TEXT EXTRACT =
>> START
- Conference: Texas Intercollegiate Athletic Association
- Record: 4–2–2 (3–0–1 TIAA)
- Head coach: Samuel D. Burton (6th season);
- Captain: Bill McClendon
- Home stadium: Buffalo Stadium

= 1932 West Texas State Buffaloes football team =

American college football season

The 1932 West Texas State Buffaloes football team represented West Texas State Teachers College—now known as West Texas A&M University—as a member of the Texas Intercollegiate Athletic Association (TIAA) during the 1932 college football season. Led by Samuel D. Burton in his sixth and final season as head coach, the Buffaloes compiled an overall record of 4–2–2 with a mark of 3–0–1 in conference play, tying for second place in the TIAA. West Texas State played home games at Buffalo Stadium in Canyon, Texas.
>> END
RECORDED DATA =
>> START
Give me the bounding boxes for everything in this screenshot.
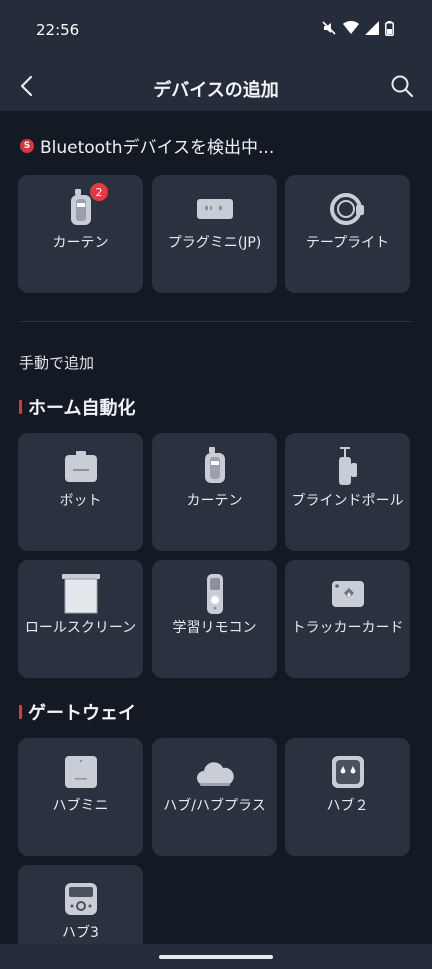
>> END
In the text about the 1932 West Texas State Buffaloes football team, where did the team tie in the Texas Intercollegiate Athletic Association standings?

The team tied for second place in the TIAA.